__MATERIAL FOR THE TASK__:

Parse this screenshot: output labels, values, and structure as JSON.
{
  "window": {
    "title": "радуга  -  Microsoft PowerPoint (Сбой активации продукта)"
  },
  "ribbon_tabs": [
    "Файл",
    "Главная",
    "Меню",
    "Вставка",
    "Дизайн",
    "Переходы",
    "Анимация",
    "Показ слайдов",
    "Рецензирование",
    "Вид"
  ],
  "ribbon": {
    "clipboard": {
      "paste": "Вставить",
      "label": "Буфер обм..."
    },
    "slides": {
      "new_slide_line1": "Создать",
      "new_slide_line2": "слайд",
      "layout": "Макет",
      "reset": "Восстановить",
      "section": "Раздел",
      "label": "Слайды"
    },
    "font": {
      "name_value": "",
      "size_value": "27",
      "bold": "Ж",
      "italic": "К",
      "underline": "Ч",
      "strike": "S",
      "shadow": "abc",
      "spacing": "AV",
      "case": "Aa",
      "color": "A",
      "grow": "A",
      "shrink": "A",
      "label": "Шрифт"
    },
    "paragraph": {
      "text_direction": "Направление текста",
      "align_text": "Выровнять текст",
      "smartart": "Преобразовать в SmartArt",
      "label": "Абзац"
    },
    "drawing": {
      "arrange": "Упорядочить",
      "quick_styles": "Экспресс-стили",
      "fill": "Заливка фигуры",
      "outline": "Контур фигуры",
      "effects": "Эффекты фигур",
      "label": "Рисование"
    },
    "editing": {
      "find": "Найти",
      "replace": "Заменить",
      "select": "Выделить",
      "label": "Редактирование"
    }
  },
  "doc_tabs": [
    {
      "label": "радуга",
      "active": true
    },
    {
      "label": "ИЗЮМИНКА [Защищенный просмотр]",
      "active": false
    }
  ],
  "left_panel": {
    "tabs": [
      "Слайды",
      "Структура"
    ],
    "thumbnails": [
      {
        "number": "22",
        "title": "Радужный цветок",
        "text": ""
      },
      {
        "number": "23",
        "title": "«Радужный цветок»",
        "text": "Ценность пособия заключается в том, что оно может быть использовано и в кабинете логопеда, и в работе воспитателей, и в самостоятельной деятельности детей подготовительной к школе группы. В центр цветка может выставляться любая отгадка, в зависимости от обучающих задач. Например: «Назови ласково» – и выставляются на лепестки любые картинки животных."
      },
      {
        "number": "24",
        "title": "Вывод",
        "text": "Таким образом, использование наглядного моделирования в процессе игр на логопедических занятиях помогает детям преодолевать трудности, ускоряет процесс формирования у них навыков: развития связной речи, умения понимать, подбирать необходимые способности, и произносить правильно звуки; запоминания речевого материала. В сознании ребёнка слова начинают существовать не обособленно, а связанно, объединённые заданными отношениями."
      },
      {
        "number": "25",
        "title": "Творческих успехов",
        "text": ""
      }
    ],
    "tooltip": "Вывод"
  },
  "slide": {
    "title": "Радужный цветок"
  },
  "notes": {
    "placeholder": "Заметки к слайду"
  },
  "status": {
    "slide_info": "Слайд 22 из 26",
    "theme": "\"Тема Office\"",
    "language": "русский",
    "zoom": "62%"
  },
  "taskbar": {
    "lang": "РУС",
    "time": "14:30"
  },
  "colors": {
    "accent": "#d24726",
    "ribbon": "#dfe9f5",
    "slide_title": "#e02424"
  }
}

__EXERCISE DETAILS__: Please give back all of the records exactly as written.

__CORRECT ANSWER__:
Parse this screenshot: output labels, values, and structure as JSON.
{
  "window": {
    "title": "радуга  -  Microsoft PowerPoint (Сбой активации продукта)"
  },
  "ribbon_tabs": [
    "Файл",
    "Главная",
    "Меню",
    "Вставка",
    "Дизайн",
    "Переходы",
    "Анимация",
    "Показ слайдов",
    "Рецензирование",
    "Вид"
  ],
  "ribbon": {
    "clipboard": {
      "paste": "Вставить",
      "label": "Буфер обм..."
    },
    "slides": {
      "new_slide_line1": "Создать",
      "new_slide_line2": "слайд",
      "layout": "Макет",
      "reset": "Восстановить",
      "section": "Раздел",
      "label": "Слайды"
    },
    "font": {
      "name_value": "",
      "size_value": "27",
      "bold": "Ж",
      "italic": "К",
      "underline": "Ч",
      "strike": "S",
      "shadow": "abc",
      "spacing": "AV",
      "case": "Aa",
      "color": "A",
      "grow": "A",
      "shrink": "A",
      "label": "Шрифт"
    },
    "paragraph": {
      "text_direction": "Направление текста",
      "align_text": "Выровнять текст",
      "smartart": "Преобразовать в SmartArt",
      "label": "Абзац"
    },
    "drawing": {
      "arrange": "Упорядочить",
      "quick_styles": "Экспресс-стили",
      "fill": "Заливка фигуры",
      "outline": "Контур фигуры",
      "effects": "Эффекты фигур",
      "label": "Рисование"
    },
    "editing": {
      "find": "Найти",
      "replace": "Заменить",
      "select": "Выделить",
      "label": "Редактирование"
    }
  },
  "doc_tabs": [
    {
      "label": "радуга",
      "active": true
    },
    {
      "label": "ИЗЮМИНКА [Защищенный просмотр]",
      "active": false
    }
  ],
  "left_panel": {
    "tabs": [
      "Слайды",
      "Структура"
    ],
    "thumbnails": [
      {
        "number": "22",
        "title": "Радужный цветок",
        "text": ""
      },
      {
        "number": "23",
        "title": "«Радужный цветок»",
        "text": "Ценность пособия заключается в том, что оно может быть использовано и в кабинете логопеда, и в работе воспитателей, и в самостоятельной деятельности детей подготовительной к школе группы. В центр цветка может выставляться любая отгадка, в зависимости от обучающих задач. Например: «Назови ласково» – и выставляются на лепестки любые картинки животных."
      },
      {
        "number": "24",
        "title": "Вывод",
        "text": "Таким образом, использование наглядного моделирования в процессе игр на логопедических занятиях помогает детям преодолевать трудности, ускоряет процесс формирования у них навыков: развития связной речи, умения понимать, подбирать необходимые способности, и произносить правильно звуки; запоминания речевого материала. В сознании ребёнка слова начинают существовать не обособленно, а связанно, объединённые заданными отношениями."
      },
      {
        "number": "25",
        "title": "Творческих успехов",
        "text": ""
      }
    ],
    "tooltip": "Вывод"
  },
  "slide": {
    "title": "Радужный цветок"
  },
  "notes": {
    "placeholder": "Заметки к слайду"
  },
  "status": {
    "slide_info": "Слайд 22 из 26",
    "theme": "\"Тема Office\"",
    "language": "русский",
    "zoom": "62%"
  },
  "taskbar": {
    "lang": "РУС",
    "time": "14:30"
  },
  "colors": {
    "accent": "#d24726",
    "ribbon": "#dfe9f5",
    "slide_title": "#e02424"
  }
}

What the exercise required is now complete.